## WRITTEN PROBLEM
Write the listing below out again exactly, dropping the images.

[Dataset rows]
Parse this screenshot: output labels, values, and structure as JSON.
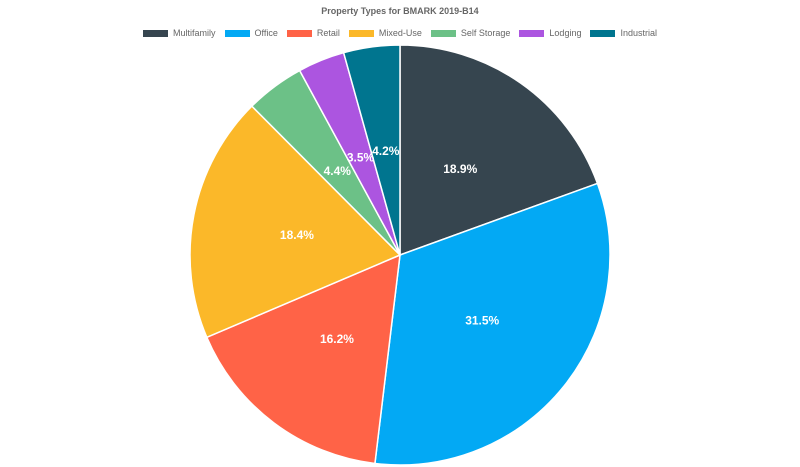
{
  "chart_data": {
    "type": "pie",
    "title": "Property Types for BMARK 2019-B14",
    "legend_position": "top",
    "labels": [
      "Multifamily",
      "Office",
      "Retail",
      "Mixed-Use",
      "Self Storage",
      "Lodging",
      "Industrial"
    ],
    "values": [
      18.9,
      31.5,
      16.2,
      18.4,
      4.4,
      3.5,
      4.2
    ],
    "data_labels": [
      "18.9%",
      "31.5%",
      "16.2%",
      "18.4%",
      "4.4%",
      "3.5%",
      "4.2%"
    ],
    "colors": [
      "#36454f",
      "#03a9f4",
      "#ff6347",
      "#fbb829",
      "#6cc187",
      "#ac55e0",
      "#00758f"
    ]
  }
}
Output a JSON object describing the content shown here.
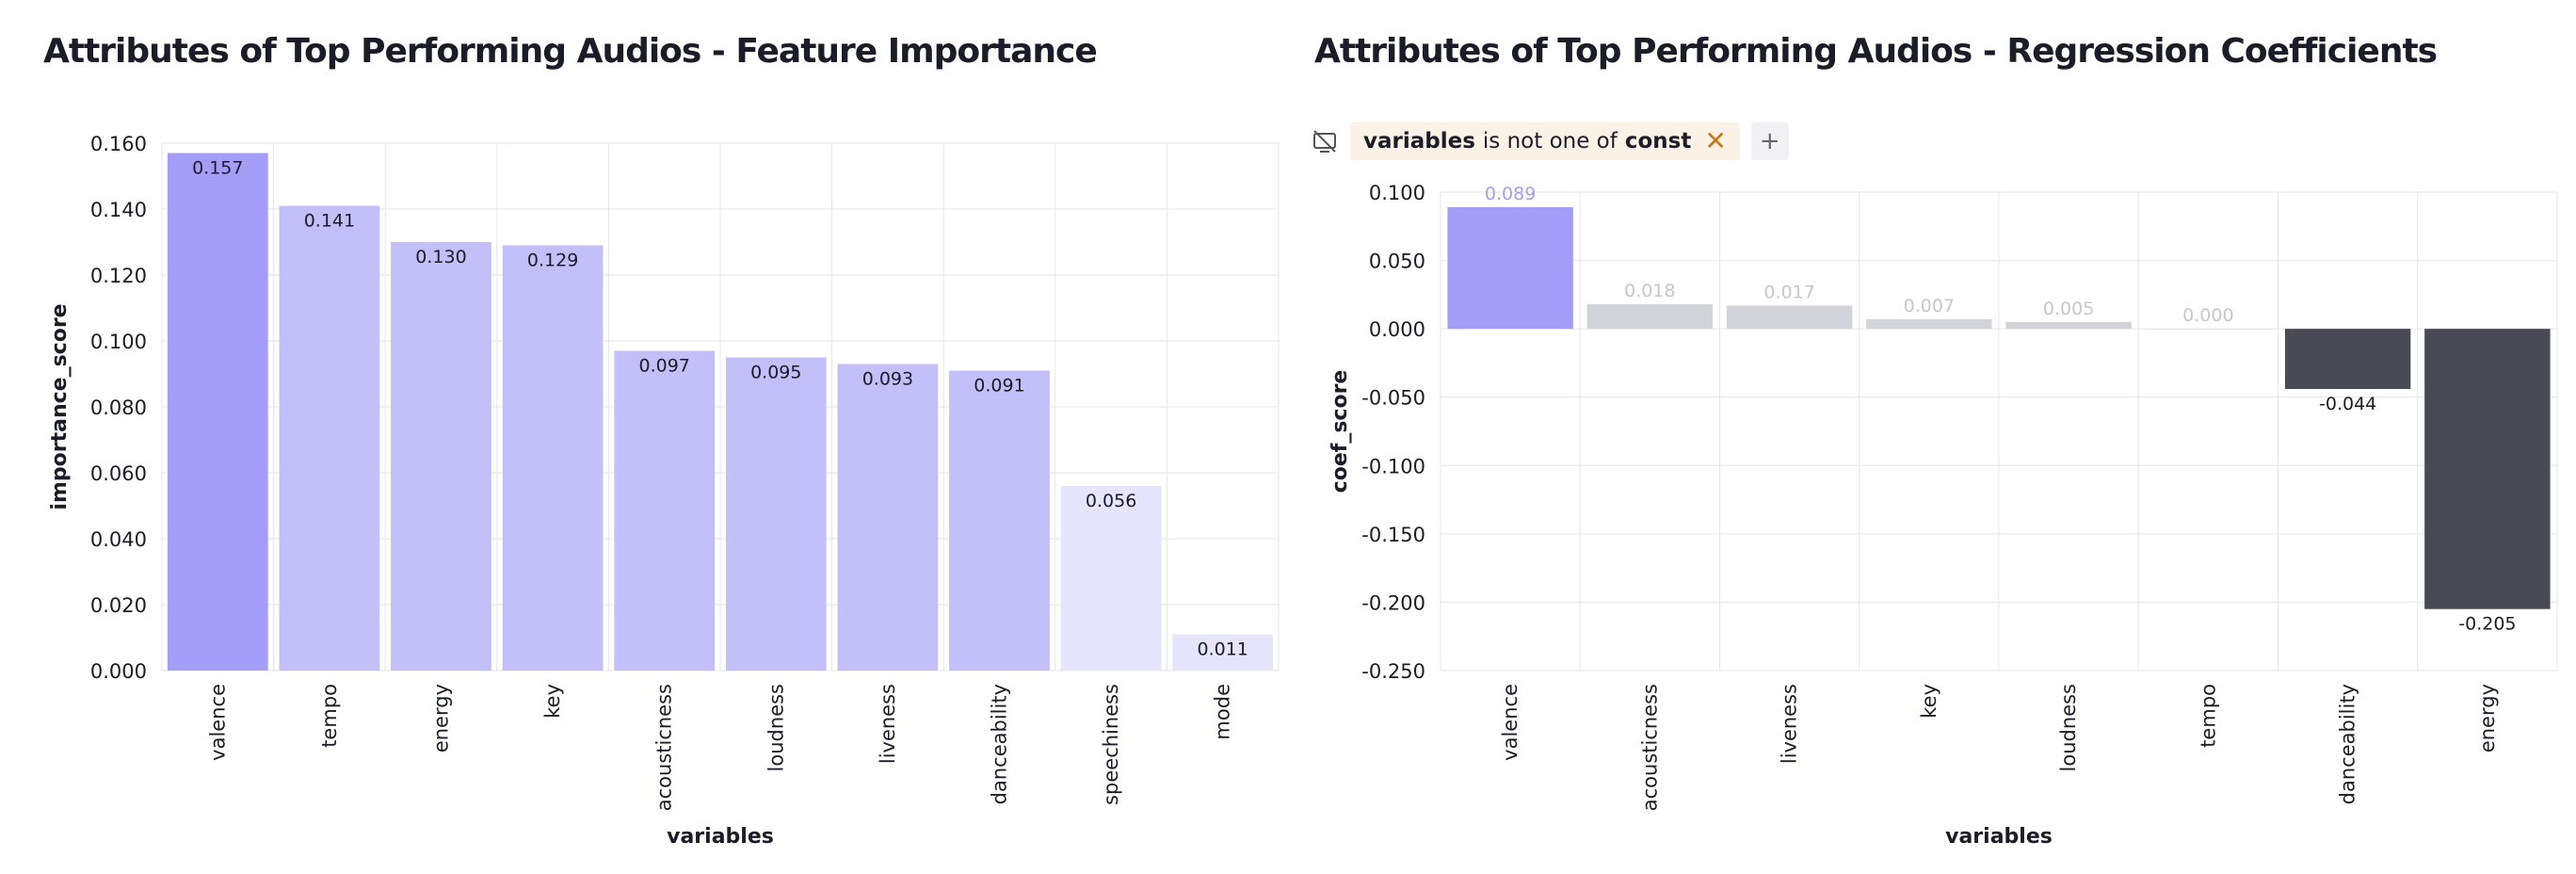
{
  "left_chart": {
    "title": "Attributes of Top Performing Audios - Feature Importance"
  },
  "right_chart": {
    "title": "Attributes of Top Performing Audios - Regression Coefficients"
  },
  "filter": {
    "icon": "chart-off-icon",
    "field": "variables",
    "operator": "is not one of",
    "value": "const",
    "remove_icon": "close-icon",
    "add_label": "+"
  },
  "colors": {
    "bar_strong": "#a49df7",
    "bar_mid": "#c3bff8",
    "bar_light": "#e7e5fd",
    "neutral_bar": "#d3d4d9",
    "neutral_label": "#c6c7cd",
    "negative_bar": "#4a4a55",
    "grid": "#e6e6ea"
  },
  "chart_data": [
    {
      "type": "bar",
      "title": "Attributes of Top Performing Audios - Feature Importance",
      "xlabel": "variables",
      "ylabel": "importance_score",
      "categories": [
        "valence",
        "tempo",
        "energy",
        "key",
        "acousticness",
        "loudness",
        "liveness",
        "danceability",
        "speechiness",
        "mode"
      ],
      "values": [
        0.157,
        0.141,
        0.13,
        0.129,
        0.097,
        0.095,
        0.093,
        0.091,
        0.056,
        0.011
      ],
      "labels": [
        "0.157",
        "0.141",
        "0.130",
        "0.129",
        "0.097",
        "0.095",
        "0.093",
        "0.091",
        "0.056",
        "0.011"
      ],
      "ylim": [
        0,
        0.16
      ],
      "yticks": [
        "0.000",
        "0.020",
        "0.040",
        "0.060",
        "0.080",
        "0.100",
        "0.120",
        "0.140",
        "0.160"
      ],
      "grid": true
    },
    {
      "type": "bar",
      "title": "Attributes of Top Performing Audios - Regression Coefficients",
      "xlabel": "variables",
      "ylabel": "coef_score",
      "categories": [
        "valence",
        "acousticness",
        "liveness",
        "key",
        "loudness",
        "tempo",
        "danceability",
        "energy"
      ],
      "values": [
        0.089,
        0.018,
        0.017,
        0.007,
        0.005,
        0.0,
        -0.044,
        -0.205
      ],
      "labels": [
        "0.089",
        "0.018",
        "0.017",
        "0.007",
        "0.005",
        "0.000",
        "-0.044",
        "-0.205"
      ],
      "ylim": [
        -0.25,
        0.1
      ],
      "yticks": [
        "-0.250",
        "-0.200",
        "-0.150",
        "-0.100",
        "-0.050",
        "0.000",
        "0.050",
        "0.100"
      ],
      "grid": true
    }
  ]
}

## TASK ANSWER
Parse this screenshot: output labels, values, and structure as JSON.
{
  "chart_data": {
    "type": "pie",
    "title": "Property Types for BMARK 2019-B14",
    "legend_position": "top",
    "labels": [
      "Multifamily",
      "Office",
      "Retail",
      "Mixed-Use",
      "Self Storage",
      "Lodging",
      "Industrial"
    ],
    "values": [
      18.9,
      31.5,
      16.2,
      18.4,
      4.4,
      3.5,
      4.2
    ],
    "data_labels": [
      "18.9%",
      "31.5%",
      "16.2%",
      "18.4%",
      "4.4%",
      "3.5%",
      "4.2%"
    ],
    "colors": [
      "#36454f",
      "#03a9f4",
      "#ff6347",
      "#fbb829",
      "#6cc187",
      "#ac55e0",
      "#00758f"
    ]
  }
}
Output a JSON object describing the content shown here.
{
  "left_chart": {
    "title": "Attributes of Top Performing Audios - Feature Importance"
  },
  "right_chart": {
    "title": "Attributes of Top Performing Audios - Regression Coefficients"
  },
  "filter": {
    "icon": "chart-off-icon",
    "field": "variables",
    "operator": "is not one of",
    "value": "const",
    "remove_icon": "close-icon",
    "add_label": "+"
  },
  "colors": {
    "bar_strong": "#a49df7",
    "bar_mid": "#c3bff8",
    "bar_light": "#e7e5fd",
    "neutral_bar": "#d3d4d9",
    "neutral_label": "#c6c7cd",
    "negative_bar": "#4a4a55",
    "grid": "#e6e6ea"
  },
  "chart_data": [
    {
      "type": "bar",
      "title": "Attributes of Top Performing Audios - Feature Importance",
      "xlabel": "variables",
      "ylabel": "importance_score",
      "categories": [
        "valence",
        "tempo",
        "energy",
        "key",
        "acousticness",
        "loudness",
        "liveness",
        "danceability",
        "speechiness",
        "mode"
      ],
      "values": [
        0.157,
        0.141,
        0.13,
        0.129,
        0.097,
        0.095,
        0.093,
        0.091,
        0.056,
        0.011
      ],
      "labels": [
        "0.157",
        "0.141",
        "0.130",
        "0.129",
        "0.097",
        "0.095",
        "0.093",
        "0.091",
        "0.056",
        "0.011"
      ],
      "ylim": [
        0,
        0.16
      ],
      "yticks": [
        "0.000",
        "0.020",
        "0.040",
        "0.060",
        "0.080",
        "0.100",
        "0.120",
        "0.140",
        "0.160"
      ],
      "grid": true
    },
    {
      "type": "bar",
      "title": "Attributes of Top Performing Audios - Regression Coefficients",
      "xlabel": "variables",
      "ylabel": "coef_score",
      "categories": [
        "valence",
        "acousticness",
        "liveness",
        "key",
        "loudness",
        "tempo",
        "danceability",
        "energy"
      ],
      "values": [
        0.089,
        0.018,
        0.017,
        0.007,
        0.005,
        0.0,
        -0.044,
        -0.205
      ],
      "labels": [
        "0.089",
        "0.018",
        "0.017",
        "0.007",
        "0.005",
        "0.000",
        "-0.044",
        "-0.205"
      ],
      "ylim": [
        -0.25,
        0.1
      ],
      "yticks": [
        "-0.250",
        "-0.200",
        "-0.150",
        "-0.100",
        "-0.050",
        "0.000",
        "0.050",
        "0.100"
      ],
      "grid": true
    }
  ]
}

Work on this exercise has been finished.